■ Working data
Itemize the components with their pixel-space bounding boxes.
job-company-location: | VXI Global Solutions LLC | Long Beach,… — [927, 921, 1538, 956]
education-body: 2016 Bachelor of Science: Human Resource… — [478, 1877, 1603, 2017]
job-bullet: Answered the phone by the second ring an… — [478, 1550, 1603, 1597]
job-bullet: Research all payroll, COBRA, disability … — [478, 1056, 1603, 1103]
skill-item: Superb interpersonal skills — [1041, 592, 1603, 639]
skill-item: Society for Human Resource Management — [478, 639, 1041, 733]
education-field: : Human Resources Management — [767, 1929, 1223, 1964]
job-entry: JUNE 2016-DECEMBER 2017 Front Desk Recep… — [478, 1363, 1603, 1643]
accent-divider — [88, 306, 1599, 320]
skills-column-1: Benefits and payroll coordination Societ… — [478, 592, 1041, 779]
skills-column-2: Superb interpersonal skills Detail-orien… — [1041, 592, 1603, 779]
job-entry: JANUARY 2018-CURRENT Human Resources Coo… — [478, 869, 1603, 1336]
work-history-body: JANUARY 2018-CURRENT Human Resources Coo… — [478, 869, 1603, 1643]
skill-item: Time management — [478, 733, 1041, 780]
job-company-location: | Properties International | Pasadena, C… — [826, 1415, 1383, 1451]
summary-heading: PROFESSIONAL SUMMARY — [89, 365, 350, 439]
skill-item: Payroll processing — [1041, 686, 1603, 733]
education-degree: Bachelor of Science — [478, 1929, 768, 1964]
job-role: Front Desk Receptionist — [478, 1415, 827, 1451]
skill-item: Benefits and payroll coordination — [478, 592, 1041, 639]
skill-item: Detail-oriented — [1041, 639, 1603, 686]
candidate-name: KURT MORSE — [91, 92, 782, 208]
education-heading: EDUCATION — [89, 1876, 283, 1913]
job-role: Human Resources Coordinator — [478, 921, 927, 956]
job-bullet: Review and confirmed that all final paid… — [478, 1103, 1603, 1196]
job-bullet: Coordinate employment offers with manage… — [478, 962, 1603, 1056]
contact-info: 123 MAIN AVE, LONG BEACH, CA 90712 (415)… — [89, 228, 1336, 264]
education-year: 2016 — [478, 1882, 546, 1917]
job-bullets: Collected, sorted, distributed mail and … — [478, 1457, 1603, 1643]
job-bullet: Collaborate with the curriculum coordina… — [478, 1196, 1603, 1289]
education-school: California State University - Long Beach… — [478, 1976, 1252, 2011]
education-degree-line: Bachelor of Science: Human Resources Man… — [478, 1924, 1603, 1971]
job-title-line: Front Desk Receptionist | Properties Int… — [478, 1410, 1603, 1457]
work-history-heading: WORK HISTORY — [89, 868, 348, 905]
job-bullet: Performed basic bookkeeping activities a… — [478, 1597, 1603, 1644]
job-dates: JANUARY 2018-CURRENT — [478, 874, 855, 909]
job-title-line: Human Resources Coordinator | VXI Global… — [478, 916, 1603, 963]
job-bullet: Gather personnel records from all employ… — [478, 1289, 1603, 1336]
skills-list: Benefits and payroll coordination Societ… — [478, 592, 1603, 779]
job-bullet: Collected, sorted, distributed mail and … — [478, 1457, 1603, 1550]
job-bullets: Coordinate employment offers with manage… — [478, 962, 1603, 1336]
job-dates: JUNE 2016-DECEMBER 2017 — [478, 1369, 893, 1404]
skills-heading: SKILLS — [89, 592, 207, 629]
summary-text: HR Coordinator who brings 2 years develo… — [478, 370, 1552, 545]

■ Task goal
Reproduce every line of the data above, character for character and in the same order.

■ Completed task
Itemize the components with their pixel-space bounding boxes.
job-company-location: | VXI Global Solutions LLC | Long Beach,… — [927, 921, 1538, 956]
education-body: 2016 Bachelor of Science: Human Resource… — [478, 1877, 1603, 2017]
job-bullet: Answered the phone by the second ring an… — [478, 1550, 1603, 1597]
job-bullet: Research all payroll, COBRA, disability … — [478, 1056, 1603, 1103]
skill-item: Superb interpersonal skills — [1041, 592, 1603, 639]
skill-item: Society for Human Resource Management — [478, 639, 1041, 733]
education-field: : Human Resources Management — [767, 1929, 1223, 1964]
job-entry: JUNE 2016-DECEMBER 2017 Front Desk Recep… — [478, 1363, 1603, 1643]
accent-divider — [88, 306, 1599, 320]
skills-column-1: Benefits and payroll coordination Societ… — [478, 592, 1041, 779]
skills-column-2: Superb interpersonal skills Detail-orien… — [1041, 592, 1603, 779]
job-entry: JANUARY 2018-CURRENT Human Resources Coo… — [478, 869, 1603, 1336]
work-history-body: JANUARY 2018-CURRENT Human Resources Coo… — [478, 869, 1603, 1643]
skill-item: Time management — [478, 733, 1041, 780]
job-company-location: | Properties International | Pasadena, C… — [826, 1415, 1383, 1451]
summary-heading: PROFESSIONAL SUMMARY — [89, 365, 350, 439]
skill-item: Payroll processing — [1041, 686, 1603, 733]
education-degree: Bachelor of Science — [478, 1929, 768, 1964]
job-role: Front Desk Receptionist — [478, 1415, 827, 1451]
skill-item: Benefits and payroll coordination — [478, 592, 1041, 639]
skill-item: Detail-oriented — [1041, 639, 1603, 686]
candidate-name: KURT MORSE — [91, 92, 782, 208]
education-heading: EDUCATION — [89, 1876, 283, 1913]
job-role: Human Resources Coordinator — [478, 921, 927, 956]
job-bullet: Review and confirmed that all final paid… — [478, 1103, 1603, 1196]
job-bullet: Coordinate employment offers with manage… — [478, 962, 1603, 1056]
contact-info: 123 MAIN AVE, LONG BEACH, CA 90712 (415)… — [89, 228, 1336, 264]
education-year: 2016 — [478, 1882, 546, 1917]
job-bullets: Collected, sorted, distributed mail and … — [478, 1457, 1603, 1643]
job-bullet: Collaborate with the curriculum coordina… — [478, 1196, 1603, 1289]
education-school: California State University - Long Beach… — [478, 1976, 1252, 2011]
education-degree-line: Bachelor of Science: Human Resources Man… — [478, 1924, 1603, 1971]
job-title-line: Front Desk Receptionist | Properties Int… — [478, 1410, 1603, 1457]
work-history-heading: WORK HISTORY — [89, 868, 348, 905]
job-bullet: Performed basic bookkeeping activities a… — [478, 1597, 1603, 1644]
job-dates: JANUARY 2018-CURRENT — [478, 874, 855, 909]
job-title-line: Human Resources Coordinator | VXI Global… — [478, 916, 1603, 963]
job-bullet: Gather personnel records from all employ… — [478, 1289, 1603, 1336]
skills-list: Benefits and payroll coordination Societ… — [478, 592, 1603, 779]
job-bullet: Collected, sorted, distributed mail and … — [478, 1457, 1603, 1550]
job-bullets: Coordinate employment offers with manage… — [478, 962, 1603, 1336]
job-dates: JUNE 2016-DECEMBER 2017 — [478, 1369, 893, 1404]
skills-heading: SKILLS — [89, 592, 207, 629]
summary-text: HR Coordinator who brings 2 years develo… — [478, 370, 1552, 545]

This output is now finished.